TASK INSTRUCTIONS: Your task is to print all of the data word for word.

RECORDS TO USE:
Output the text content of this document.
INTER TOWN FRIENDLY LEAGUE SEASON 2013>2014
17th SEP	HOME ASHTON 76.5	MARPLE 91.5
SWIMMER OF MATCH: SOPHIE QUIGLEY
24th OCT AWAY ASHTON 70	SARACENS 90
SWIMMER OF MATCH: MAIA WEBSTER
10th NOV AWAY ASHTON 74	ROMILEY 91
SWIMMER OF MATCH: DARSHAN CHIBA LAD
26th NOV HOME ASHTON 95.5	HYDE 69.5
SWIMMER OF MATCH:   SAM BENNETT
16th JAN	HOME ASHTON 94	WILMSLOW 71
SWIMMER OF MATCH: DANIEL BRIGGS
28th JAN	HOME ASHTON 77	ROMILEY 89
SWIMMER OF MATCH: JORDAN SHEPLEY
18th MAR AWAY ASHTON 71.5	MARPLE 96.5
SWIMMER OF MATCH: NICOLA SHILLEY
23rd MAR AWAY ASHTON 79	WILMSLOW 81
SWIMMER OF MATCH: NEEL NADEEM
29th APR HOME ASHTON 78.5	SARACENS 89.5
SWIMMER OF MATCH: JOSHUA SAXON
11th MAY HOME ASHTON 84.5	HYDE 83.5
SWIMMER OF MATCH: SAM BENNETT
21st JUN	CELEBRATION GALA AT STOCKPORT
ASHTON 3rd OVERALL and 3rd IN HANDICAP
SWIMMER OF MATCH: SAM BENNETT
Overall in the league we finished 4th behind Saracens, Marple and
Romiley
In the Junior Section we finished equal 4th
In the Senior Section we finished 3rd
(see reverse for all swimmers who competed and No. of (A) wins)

SOLUTION:
Output the text content of this document.
INTER TOWN FRIENDLY LEAGUE SEASON 2013>2014
17th SEP	HOME ASHTON 76.5	MARPLE 91.5
SWIMMER OF MATCH: SOPHIE QUIGLEY
24th OCT AWAY ASHTON 70	SARACENS 90
SWIMMER OF MATCH: MAIA WEBSTER
10th NOV AWAY ASHTON 74	ROMILEY 91
SWIMMER OF MATCH: DARSHAN CHIBA LAD
26th NOV HOME ASHTON 95.5	HYDE 69.5
SWIMMER OF MATCH:   SAM BENNETT
16th JAN	HOME ASHTON 94	WILMSLOW 71
SWIMMER OF MATCH: DANIEL BRIGGS
28th JAN	HOME ASHTON 77	ROMILEY 89
SWIMMER OF MATCH: JORDAN SHEPLEY
18th MAR AWAY ASHTON 71.5	MARPLE 96.5
SWIMMER OF MATCH: NICOLA SHILLEY
23rd MAR AWAY ASHTON 79	WILMSLOW 81
SWIMMER OF MATCH: NEEL NADEEM
29th APR HOME ASHTON 78.5	SARACENS 89.5
SWIMMER OF MATCH: JOSHUA SAXON
11th MAY HOME ASHTON 84.5	HYDE 83.5
SWIMMER OF MATCH: SAM BENNETT
21st JUN	CELEBRATION GALA AT STOCKPORT
ASHTON 3rd OVERALL and 3rd IN HANDICAP
SWIMMER OF MATCH: SAM BENNETT
Overall in the league we finished 4th behind Saracens, Marple and
Romiley
In the Junior Section we finished equal 4th
In the Senior Section we finished 3rd
(see reverse for all swimmers who competed and No. of (A) wins)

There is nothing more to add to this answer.